## [Work to be completed]
Every line of the material is to be returned verbatim. Pictures stay out.

## [Task inputs]
※

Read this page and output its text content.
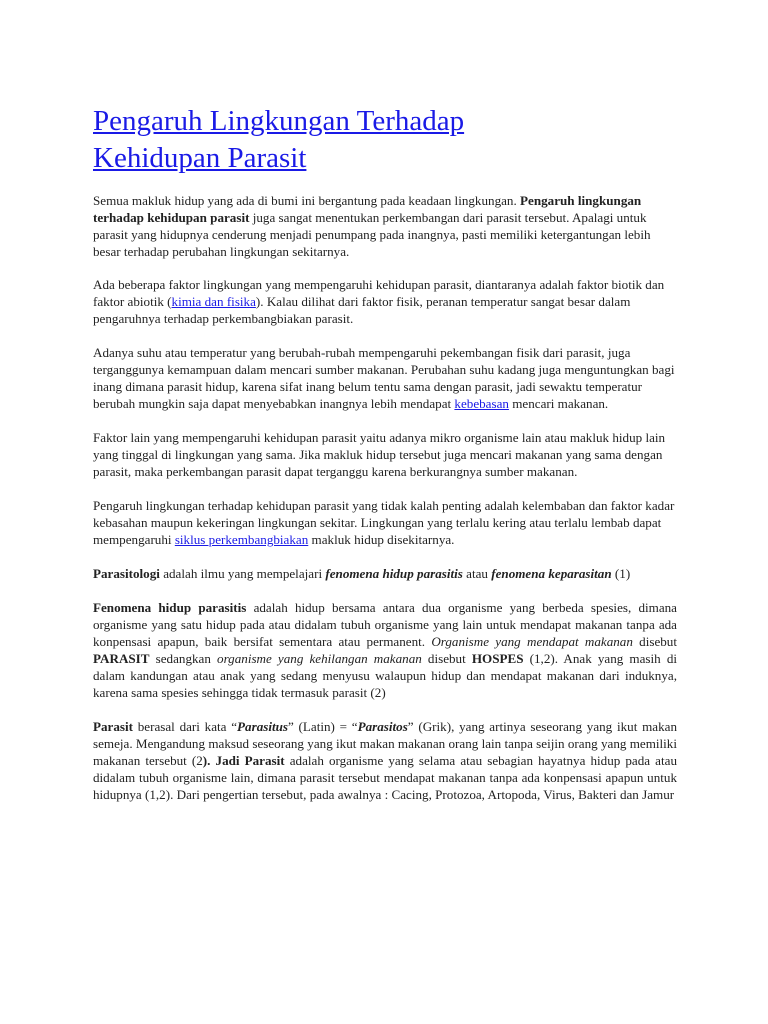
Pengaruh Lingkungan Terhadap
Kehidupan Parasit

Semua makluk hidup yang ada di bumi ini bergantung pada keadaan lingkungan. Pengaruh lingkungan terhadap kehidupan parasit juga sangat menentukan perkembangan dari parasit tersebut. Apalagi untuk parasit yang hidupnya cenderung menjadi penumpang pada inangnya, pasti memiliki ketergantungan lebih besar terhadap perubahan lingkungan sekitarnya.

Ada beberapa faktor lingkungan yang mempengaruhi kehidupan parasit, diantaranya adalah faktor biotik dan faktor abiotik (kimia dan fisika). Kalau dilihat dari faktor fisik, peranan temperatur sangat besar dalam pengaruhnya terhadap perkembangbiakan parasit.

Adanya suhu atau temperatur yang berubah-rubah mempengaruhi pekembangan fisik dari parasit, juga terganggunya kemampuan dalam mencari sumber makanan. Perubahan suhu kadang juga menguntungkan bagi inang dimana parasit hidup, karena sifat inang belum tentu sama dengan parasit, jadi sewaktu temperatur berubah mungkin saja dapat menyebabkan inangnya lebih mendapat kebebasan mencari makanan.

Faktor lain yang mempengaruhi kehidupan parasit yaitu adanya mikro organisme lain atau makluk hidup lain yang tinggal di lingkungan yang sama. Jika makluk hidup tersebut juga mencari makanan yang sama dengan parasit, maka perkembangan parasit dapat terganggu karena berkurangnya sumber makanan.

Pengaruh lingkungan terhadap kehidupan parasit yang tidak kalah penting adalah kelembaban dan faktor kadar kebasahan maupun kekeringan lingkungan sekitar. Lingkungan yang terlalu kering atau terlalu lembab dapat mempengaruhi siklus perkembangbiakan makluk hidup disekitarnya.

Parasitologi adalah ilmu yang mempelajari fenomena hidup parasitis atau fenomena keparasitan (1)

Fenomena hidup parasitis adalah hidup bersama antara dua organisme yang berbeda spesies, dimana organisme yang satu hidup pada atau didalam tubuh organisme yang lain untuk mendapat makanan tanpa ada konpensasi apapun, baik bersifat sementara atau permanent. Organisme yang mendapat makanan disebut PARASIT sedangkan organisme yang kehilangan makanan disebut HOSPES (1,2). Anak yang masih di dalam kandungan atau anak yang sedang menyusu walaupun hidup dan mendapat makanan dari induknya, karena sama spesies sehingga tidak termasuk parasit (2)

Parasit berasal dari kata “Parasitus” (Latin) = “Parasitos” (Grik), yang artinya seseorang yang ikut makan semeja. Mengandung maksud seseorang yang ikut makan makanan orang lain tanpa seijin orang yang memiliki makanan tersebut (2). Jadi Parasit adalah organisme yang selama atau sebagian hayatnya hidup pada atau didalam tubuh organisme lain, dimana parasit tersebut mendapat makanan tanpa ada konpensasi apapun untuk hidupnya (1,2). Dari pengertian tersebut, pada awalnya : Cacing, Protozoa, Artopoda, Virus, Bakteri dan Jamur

※

## [Solution for this exercise]
Read this page and output its text content.
Pengaruh Lingkungan Terhadap
Kehidupan Parasit

Semua makluk hidup yang ada di bumi ini bergantung pada keadaan lingkungan. Pengaruh lingkungan terhadap kehidupan parasit juga sangat menentukan perkembangan dari parasit tersebut. Apalagi untuk parasit yang hidupnya cenderung menjadi penumpang pada inangnya, pasti memiliki ketergantungan lebih besar terhadap perubahan lingkungan sekitarnya.

Ada beberapa faktor lingkungan yang mempengaruhi kehidupan parasit, diantaranya adalah faktor biotik dan faktor abiotik (kimia dan fisika). Kalau dilihat dari faktor fisik, peranan temperatur sangat besar dalam pengaruhnya terhadap perkembangbiakan parasit.

Adanya suhu atau temperatur yang berubah-rubah mempengaruhi pekembangan fisik dari parasit, juga terganggunya kemampuan dalam mencari sumber makanan. Perubahan suhu kadang juga menguntungkan bagi inang dimana parasit hidup, karena sifat inang belum tentu sama dengan parasit, jadi sewaktu temperatur berubah mungkin saja dapat menyebabkan inangnya lebih mendapat kebebasan mencari makanan.

Faktor lain yang mempengaruhi kehidupan parasit yaitu adanya mikro organisme lain atau makluk hidup lain yang tinggal di lingkungan yang sama. Jika makluk hidup tersebut juga mencari makanan yang sama dengan parasit, maka perkembangan parasit dapat terganggu karena berkurangnya sumber makanan.

Pengaruh lingkungan terhadap kehidupan parasit yang tidak kalah penting adalah kelembaban dan faktor kadar kebasahan maupun kekeringan lingkungan sekitar. Lingkungan yang terlalu kering atau terlalu lembab dapat mempengaruhi siklus perkembangbiakan makluk hidup disekitarnya.

Parasitologi adalah ilmu yang mempelajari fenomena hidup parasitis atau fenomena keparasitan (1)

Fenomena hidup parasitis adalah hidup bersama antara dua organisme yang berbeda spesies, dimana organisme yang satu hidup pada atau didalam tubuh organisme yang lain untuk mendapat makanan tanpa ada konpensasi apapun, baik bersifat sementara atau permanent. Organisme yang mendapat makanan disebut PARASIT sedangkan organisme yang kehilangan makanan disebut HOSPES (1,2). Anak yang masih di dalam kandungan atau anak yang sedang menyusu walaupun hidup dan mendapat makanan dari induknya, karena sama spesies sehingga tidak termasuk parasit (2)

Parasit berasal dari kata “Parasitus” (Latin) = “Parasitos” (Grik), yang artinya seseorang yang ikut makan semeja. Mengandung maksud seseorang yang ikut makan makanan orang lain tanpa seijin orang yang memiliki makanan tersebut (2). Jadi Parasit adalah organisme yang selama atau sebagian hayatnya hidup pada atau didalam tubuh organisme lain, dimana parasit tersebut mendapat makanan tanpa ada konpensasi apapun untuk hidupnya (1,2). Dari pengertian tersebut, pada awalnya : Cacing, Protozoa, Artopoda, Virus, Bakteri dan Jamur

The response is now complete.